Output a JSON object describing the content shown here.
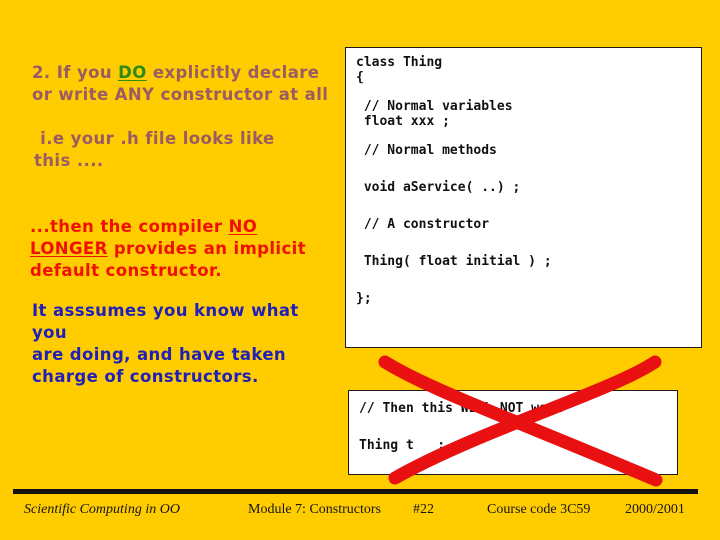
{
  "slide": {
    "background_color": "#FFCC00",
    "number": "#22"
  },
  "bullets": [
    {
      "id": "bullet-1",
      "color": "#9B5B63",
      "parts": [
        {
          "text": "2. If you ",
          "style": "plain"
        },
        {
          "text": "DO",
          "style": "green-underline"
        },
        {
          "text": " explicitly declare\nor write ANY constructor at all",
          "style": "plain"
        }
      ],
      "plain_text": "2. If you DO explicitly declare or write ANY constructor at all"
    },
    {
      "id": "bullet-2",
      "color": "#9B5B63",
      "parts": [
        {
          "text": " i.e your .h file looks like\nthis ....",
          "style": "plain"
        }
      ],
      "plain_text": "i.e your .h file looks like this ...."
    },
    {
      "id": "bullet-3",
      "color": "#F01000",
      "parts": [
        {
          "text": "...then the compiler ",
          "style": "plain"
        },
        {
          "text": "NO\nLONGER",
          "style": "red-underline"
        },
        {
          "text": " provides an implicit\ndefault constructor.",
          "style": "plain"
        }
      ],
      "plain_text": "...then the compiler NO LONGER provides an implicit default constructor."
    },
    {
      "id": "bullet-4",
      "color": "#2020B8",
      "parts": [
        {
          "text": "It asssumes you know what you\nare doing, and have taken\ncharge of constructors.",
          "style": "plain"
        }
      ],
      "plain_text": "It asssumes you know what you are doing, and have taken charge of constructors."
    }
  ],
  "code_main": {
    "lines": [
      "class Thing",
      "{",
      "",
      " // Normal variables",
      " float xxx ;",
      "",
      " // Normal methods",
      "",
      " void aService( ..) ;",
      "",
      " // A constructor",
      "",
      " Thing( float initial ) ;",
      "",
      "};"
    ],
    "l0": "class Thing",
    "l1": "{",
    "l2": " // Normal variables",
    "l3": " float xxx ;",
    "l4": " // Normal methods",
    "l5": " void aService( ..) ;",
    "l6": " // A constructor",
    "l7": " Thing( float initial ) ;",
    "l8": "};"
  },
  "code_usage": {
    "l0": "// Then this WILL NOT work",
    "l1": "Thing t   ;",
    "lines": [
      "// Then this WILL NOT work",
      "",
      "Thing t   ;"
    ]
  },
  "annotation": {
    "name": "red-cross-out",
    "color": "#E81010",
    "meaning": "crossed out - will not compile"
  },
  "footer": {
    "title": "Scientific Computing in OO",
    "module": "Module 7: Constructors",
    "slide_number": "#22",
    "course": "Course code 3C59",
    "year": "2000/2001"
  }
}
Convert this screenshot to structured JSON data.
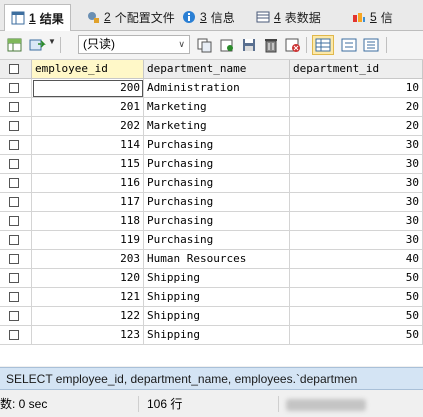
**********
### Direction:
Except for the pictures, print the data above exactly.

### Answer in full:
Output a JSON object describing the content shown here.
{
  "slide": {
    "background_color": "#FFCC00",
    "number": "#22"
  },
  "bullets": [
    {
      "id": "bullet-1",
      "color": "#9B5B63",
      "parts": [
        {
          "text": "2. If you ",
          "style": "plain"
        },
        {
          "text": "DO",
          "style": "green-underline"
        },
        {
          "text": " explicitly declare\nor write ANY constructor at all",
          "style": "plain"
        }
      ],
      "plain_text": "2. If you DO explicitly declare or write ANY constructor at all"
    },
    {
      "id": "bullet-2",
      "color": "#9B5B63",
      "parts": [
        {
          "text": " i.e your .h file looks like\nthis ....",
          "style": "plain"
        }
      ],
      "plain_text": "i.e your .h file looks like this ...."
    },
    {
      "id": "bullet-3",
      "color": "#F01000",
      "parts": [
        {
          "text": "...then the compiler ",
          "style": "plain"
        },
        {
          "text": "NO\nLONGER",
          "style": "red-underline"
        },
        {
          "text": " provides an implicit\ndefault constructor.",
          "style": "plain"
        }
      ],
      "plain_text": "...then the compiler NO LONGER provides an implicit default constructor."
    },
    {
      "id": "bullet-4",
      "color": "#2020B8",
      "parts": [
        {
          "text": "It asssumes you know what you\nare doing, and have taken\ncharge of constructors.",
          "style": "plain"
        }
      ],
      "plain_text": "It asssumes you know what you are doing, and have taken charge of constructors."
    }
  ],
  "code_main": {
    "lines": [
      "class Thing",
      "{",
      "",
      " // Normal variables",
      " float xxx ;",
      "",
      " // Normal methods",
      "",
      " void aService( ..) ;",
      "",
      " // A constructor",
      "",
      " Thing( float initial ) ;",
      "",
      "};"
    ],
    "l0": "class Thing",
    "l1": "{",
    "l2": " // Normal variables",
    "l3": " float xxx ;",
    "l4": " // Normal methods",
    "l5": " void aService( ..) ;",
    "l6": " // A constructor",
    "l7": " Thing( float initial ) ;",
    "l8": "};"
  },
  "code_usage": {
    "l0": "// Then this WILL NOT work",
    "l1": "Thing t   ;",
    "lines": [
      "// Then this WILL NOT work",
      "",
      "Thing t   ;"
    ]
  },
  "annotation": {
    "name": "red-cross-out",
    "color": "#E81010",
    "meaning": "crossed out - will not compile"
  },
  "footer": {
    "title": "Scientific Computing in OO",
    "module": "Module 7: Constructors",
    "slide_number": "#22",
    "course": "Course code 3C59",
    "year": "2000/2001"
  }
}
Convert this screenshot to structured JSON data.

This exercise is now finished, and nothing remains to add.